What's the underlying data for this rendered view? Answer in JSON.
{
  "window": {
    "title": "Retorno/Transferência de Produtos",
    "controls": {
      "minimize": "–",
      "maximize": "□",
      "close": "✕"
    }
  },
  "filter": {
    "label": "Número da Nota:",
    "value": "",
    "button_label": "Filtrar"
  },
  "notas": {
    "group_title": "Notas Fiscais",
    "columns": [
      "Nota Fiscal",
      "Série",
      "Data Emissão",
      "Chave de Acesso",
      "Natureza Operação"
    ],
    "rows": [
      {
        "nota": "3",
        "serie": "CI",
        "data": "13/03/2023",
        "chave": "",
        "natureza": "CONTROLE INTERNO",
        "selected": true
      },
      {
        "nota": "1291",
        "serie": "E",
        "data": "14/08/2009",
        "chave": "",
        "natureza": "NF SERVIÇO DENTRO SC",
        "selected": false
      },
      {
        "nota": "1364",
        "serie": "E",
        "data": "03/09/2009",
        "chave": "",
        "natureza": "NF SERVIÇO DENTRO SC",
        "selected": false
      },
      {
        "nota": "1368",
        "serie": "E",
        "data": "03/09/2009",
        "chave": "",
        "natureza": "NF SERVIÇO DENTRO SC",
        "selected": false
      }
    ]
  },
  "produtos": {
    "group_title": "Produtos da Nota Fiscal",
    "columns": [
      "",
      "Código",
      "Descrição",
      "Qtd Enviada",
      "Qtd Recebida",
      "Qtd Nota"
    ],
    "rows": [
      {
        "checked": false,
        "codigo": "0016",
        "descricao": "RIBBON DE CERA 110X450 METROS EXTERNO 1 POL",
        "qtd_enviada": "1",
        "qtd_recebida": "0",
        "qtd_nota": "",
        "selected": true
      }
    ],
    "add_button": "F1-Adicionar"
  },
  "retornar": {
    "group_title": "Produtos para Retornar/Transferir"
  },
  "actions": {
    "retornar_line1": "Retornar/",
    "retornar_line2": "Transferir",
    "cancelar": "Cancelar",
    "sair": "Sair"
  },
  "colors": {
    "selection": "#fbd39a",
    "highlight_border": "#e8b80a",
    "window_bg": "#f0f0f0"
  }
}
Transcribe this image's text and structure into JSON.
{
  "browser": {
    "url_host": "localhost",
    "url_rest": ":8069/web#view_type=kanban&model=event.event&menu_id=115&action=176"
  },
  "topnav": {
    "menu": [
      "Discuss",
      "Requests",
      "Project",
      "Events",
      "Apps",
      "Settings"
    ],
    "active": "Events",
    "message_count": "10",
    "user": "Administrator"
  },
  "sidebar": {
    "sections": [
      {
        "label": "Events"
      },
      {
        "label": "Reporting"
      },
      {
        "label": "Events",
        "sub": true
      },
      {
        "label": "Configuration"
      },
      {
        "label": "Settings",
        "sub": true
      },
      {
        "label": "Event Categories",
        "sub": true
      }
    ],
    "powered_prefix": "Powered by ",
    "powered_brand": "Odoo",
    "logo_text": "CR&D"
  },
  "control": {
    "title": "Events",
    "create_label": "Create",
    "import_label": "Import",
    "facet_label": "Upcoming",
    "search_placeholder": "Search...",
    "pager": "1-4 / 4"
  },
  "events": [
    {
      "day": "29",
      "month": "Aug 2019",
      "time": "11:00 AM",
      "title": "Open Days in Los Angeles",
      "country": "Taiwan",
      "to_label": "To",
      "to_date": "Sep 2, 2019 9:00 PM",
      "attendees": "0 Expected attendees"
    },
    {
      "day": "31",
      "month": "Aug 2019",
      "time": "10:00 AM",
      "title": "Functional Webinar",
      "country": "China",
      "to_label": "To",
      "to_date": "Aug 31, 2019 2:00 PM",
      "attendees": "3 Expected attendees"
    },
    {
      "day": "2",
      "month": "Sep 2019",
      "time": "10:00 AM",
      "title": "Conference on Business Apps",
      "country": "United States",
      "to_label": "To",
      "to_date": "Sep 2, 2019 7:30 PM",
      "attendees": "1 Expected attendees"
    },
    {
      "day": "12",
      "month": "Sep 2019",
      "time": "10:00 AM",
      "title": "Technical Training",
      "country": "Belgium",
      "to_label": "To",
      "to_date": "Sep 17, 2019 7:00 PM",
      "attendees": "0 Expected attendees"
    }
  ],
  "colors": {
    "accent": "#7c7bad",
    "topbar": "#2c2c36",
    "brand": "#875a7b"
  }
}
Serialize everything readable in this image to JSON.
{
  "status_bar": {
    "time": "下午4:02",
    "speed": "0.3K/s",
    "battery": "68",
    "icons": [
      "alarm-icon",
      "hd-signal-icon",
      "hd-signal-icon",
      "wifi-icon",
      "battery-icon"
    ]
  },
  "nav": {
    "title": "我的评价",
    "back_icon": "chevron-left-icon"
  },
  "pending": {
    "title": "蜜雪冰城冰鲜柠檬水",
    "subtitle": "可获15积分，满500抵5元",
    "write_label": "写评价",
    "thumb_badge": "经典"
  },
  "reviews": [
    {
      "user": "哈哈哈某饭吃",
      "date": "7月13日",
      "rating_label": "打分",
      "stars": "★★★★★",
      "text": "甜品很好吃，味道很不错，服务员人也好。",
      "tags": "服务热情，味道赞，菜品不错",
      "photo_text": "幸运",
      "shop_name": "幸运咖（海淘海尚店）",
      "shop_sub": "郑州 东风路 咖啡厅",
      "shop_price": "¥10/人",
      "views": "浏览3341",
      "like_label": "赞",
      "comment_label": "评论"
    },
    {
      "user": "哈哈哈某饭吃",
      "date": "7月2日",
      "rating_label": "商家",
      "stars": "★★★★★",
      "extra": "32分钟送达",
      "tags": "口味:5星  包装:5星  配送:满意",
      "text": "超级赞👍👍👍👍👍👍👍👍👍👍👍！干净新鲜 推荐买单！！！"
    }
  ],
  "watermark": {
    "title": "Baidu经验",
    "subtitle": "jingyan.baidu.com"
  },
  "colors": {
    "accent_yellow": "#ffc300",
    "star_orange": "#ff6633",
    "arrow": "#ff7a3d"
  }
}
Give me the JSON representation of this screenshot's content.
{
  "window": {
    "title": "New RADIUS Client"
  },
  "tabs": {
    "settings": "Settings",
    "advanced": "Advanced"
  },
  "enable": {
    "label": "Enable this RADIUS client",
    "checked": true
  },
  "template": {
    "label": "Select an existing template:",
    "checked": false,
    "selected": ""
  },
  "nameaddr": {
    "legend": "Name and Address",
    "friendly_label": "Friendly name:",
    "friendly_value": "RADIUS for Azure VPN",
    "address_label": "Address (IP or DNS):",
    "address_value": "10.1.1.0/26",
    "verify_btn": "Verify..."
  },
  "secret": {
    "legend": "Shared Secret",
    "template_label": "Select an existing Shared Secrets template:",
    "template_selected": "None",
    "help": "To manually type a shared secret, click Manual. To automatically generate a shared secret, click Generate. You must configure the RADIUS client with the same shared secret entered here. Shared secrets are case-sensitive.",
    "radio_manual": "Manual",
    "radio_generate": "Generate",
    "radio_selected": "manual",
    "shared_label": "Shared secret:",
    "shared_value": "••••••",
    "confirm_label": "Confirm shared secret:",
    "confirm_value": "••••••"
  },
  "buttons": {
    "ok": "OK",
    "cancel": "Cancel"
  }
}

# # #

■ **PROBLEM**
Faithfully reproduce all of the records, character for character.

■ **TASK SOLUTION**
What's the underlying data for this rendered view? Answer in JSON.
{
  "window": {
    "title": "Retorno/Transferência de Produtos",
    "controls": {
      "minimize": "–",
      "maximize": "□",
      "close": "✕"
    }
  },
  "filter": {
    "label": "Número da Nota:",
    "value": "",
    "button_label": "Filtrar"
  },
  "notas": {
    "group_title": "Notas Fiscais",
    "columns": [
      "Nota Fiscal",
      "Série",
      "Data Emissão",
      "Chave de Acesso",
      "Natureza Operação"
    ],
    "rows": [
      {
        "nota": "3",
        "serie": "CI",
        "data": "13/03/2023",
        "chave": "",
        "natureza": "CONTROLE INTERNO",
        "selected": true
      },
      {
        "nota": "1291",
        "serie": "E",
        "data": "14/08/2009",
        "chave": "",
        "natureza": "NF SERVIÇO DENTRO SC",
        "selected": false
      },
      {
        "nota": "1364",
        "serie": "E",
        "data": "03/09/2009",
        "chave": "",
        "natureza": "NF SERVIÇO DENTRO SC",
        "selected": false
      },
      {
        "nota": "1368",
        "serie": "E",
        "data": "03/09/2009",
        "chave": "",
        "natureza": "NF SERVIÇO DENTRO SC",
        "selected": false
      }
    ]
  },
  "produtos": {
    "group_title": "Produtos da Nota Fiscal",
    "columns": [
      "",
      "Código",
      "Descrição",
      "Qtd Enviada",
      "Qtd Recebida",
      "Qtd Nota"
    ],
    "rows": [
      {
        "checked": false,
        "codigo": "0016",
        "descricao": "RIBBON DE CERA 110X450 METROS EXTERNO 1 POL",
        "qtd_enviada": "1",
        "qtd_recebida": "0",
        "qtd_nota": "",
        "selected": true
      }
    ],
    "add_button": "F1-Adicionar"
  },
  "retornar": {
    "group_title": "Produtos para Retornar/Transferir"
  },
  "actions": {
    "retornar_line1": "Retornar/",
    "retornar_line2": "Transferir",
    "cancelar": "Cancelar",
    "sair": "Sair"
  },
  "colors": {
    "selection": "#fbd39a",
    "highlight_border": "#e8b80a",
    "window_bg": "#f0f0f0"
  }
}
Transcribe this image's text and structure into JSON.
{
  "browser": {
    "url_host": "localhost",
    "url_rest": ":8069/web#view_type=kanban&model=event.event&menu_id=115&action=176"
  },
  "topnav": {
    "menu": [
      "Discuss",
      "Requests",
      "Project",
      "Events",
      "Apps",
      "Settings"
    ],
    "active": "Events",
    "message_count": "10",
    "user": "Administrator"
  },
  "sidebar": {
    "sections": [
      {
        "label": "Events"
      },
      {
        "label": "Reporting"
      },
      {
        "label": "Events",
        "sub": true
      },
      {
        "label": "Configuration"
      },
      {
        "label": "Settings",
        "sub": true
      },
      {
        "label": "Event Categories",
        "sub": true
      }
    ],
    "powered_prefix": "Powered by ",
    "powered_brand": "Odoo",
    "logo_text": "CR&D"
  },
  "control": {
    "title": "Events",
    "create_label": "Create",
    "import_label": "Import",
    "facet_label": "Upcoming",
    "search_placeholder": "Search...",
    "pager": "1-4 / 4"
  },
  "events": [
    {
      "day": "29",
      "month": "Aug 2019",
      "time": "11:00 AM",
      "title": "Open Days in Los Angeles",
      "country": "Taiwan",
      "to_label": "To",
      "to_date": "Sep 2, 2019 9:00 PM",
      "attendees": "0 Expected attendees"
    },
    {
      "day": "31",
      "month": "Aug 2019",
      "time": "10:00 AM",
      "title": "Functional Webinar",
      "country": "China",
      "to_label": "To",
      "to_date": "Aug 31, 2019 2:00 PM",
      "attendees": "3 Expected attendees"
    },
    {
      "day": "2",
      "month": "Sep 2019",
      "time": "10:00 AM",
      "title": "Conference on Business Apps",
      "country": "United States",
      "to_label": "To",
      "to_date": "Sep 2, 2019 7:30 PM",
      "attendees": "1 Expected attendees"
    },
    {
      "day": "12",
      "month": "Sep 2019",
      "time": "10:00 AM",
      "title": "Technical Training",
      "country": "Belgium",
      "to_label": "To",
      "to_date": "Sep 17, 2019 7:00 PM",
      "attendees": "0 Expected attendees"
    }
  ],
  "colors": {
    "accent": "#7c7bad",
    "topbar": "#2c2c36",
    "brand": "#875a7b"
  }
}
Serialize everything readable in this image to JSON.
{
  "status_bar": {
    "time": "下午4:02",
    "speed": "0.3K/s",
    "battery": "68",
    "icons": [
      "alarm-icon",
      "hd-signal-icon",
      "hd-signal-icon",
      "wifi-icon",
      "battery-icon"
    ]
  },
  "nav": {
    "title": "我的评价",
    "back_icon": "chevron-left-icon"
  },
  "pending": {
    "title": "蜜雪冰城冰鲜柠檬水",
    "subtitle": "可获15积分，满500抵5元",
    "write_label": "写评价",
    "thumb_badge": "经典"
  },
  "reviews": [
    {
      "user": "哈哈哈某饭吃",
      "date": "7月13日",
      "rating_label": "打分",
      "stars": "★★★★★",
      "text": "甜品很好吃，味道很不错，服务员人也好。",
      "tags": "服务热情，味道赞，菜品不错",
      "photo_text": "幸运",
      "shop_name": "幸运咖（海淘海尚店）",
      "shop_sub": "郑州 东风路 咖啡厅",
      "shop_price": "¥10/人",
      "views": "浏览3341",
      "like_label": "赞",
      "comment_label": "评论"
    },
    {
      "user": "哈哈哈某饭吃",
      "date": "7月2日",
      "rating_label": "商家",
      "stars": "★★★★★",
      "extra": "32分钟送达",
      "tags": "口味:5星  包装:5星  配送:满意",
      "text": "超级赞👍👍👍👍👍👍👍👍👍👍👍！干净新鲜 推荐买单！！！"
    }
  ],
  "watermark": {
    "title": "Baidu经验",
    "subtitle": "jingyan.baidu.com"
  },
  "colors": {
    "accent_yellow": "#ffc300",
    "star_orange": "#ff6633",
    "arrow": "#ff7a3d"
  }
}
Give me the JSON representation of this screenshot's content.
{
  "window": {
    "title": "New RADIUS Client"
  },
  "tabs": {
    "settings": "Settings",
    "advanced": "Advanced"
  },
  "enable": {
    "label": "Enable this RADIUS client",
    "checked": true
  },
  "template": {
    "label": "Select an existing template:",
    "checked": false,
    "selected": ""
  },
  "nameaddr": {
    "legend": "Name and Address",
    "friendly_label": "Friendly name:",
    "friendly_value": "RADIUS for Azure VPN",
    "address_label": "Address (IP or DNS):",
    "address_value": "10.1.1.0/26",
    "verify_btn": "Verify..."
  },
  "secret": {
    "legend": "Shared Secret",
    "template_label": "Select an existing Shared Secrets template:",
    "template_selected": "None",
    "help": "To manually type a shared secret, click Manual. To automatically generate a shared secret, click Generate. You must configure the RADIUS client with the same shared secret entered here. Shared secrets are case-sensitive.",
    "radio_manual": "Manual",
    "radio_generate": "Generate",
    "radio_selected": "manual",
    "shared_label": "Shared secret:",
    "shared_value": "••••••",
    "confirm_label": "Confirm shared secret:",
    "confirm_value": "••••••"
  },
  "buttons": {
    "ok": "OK",
    "cancel": "Cancel"
  }
}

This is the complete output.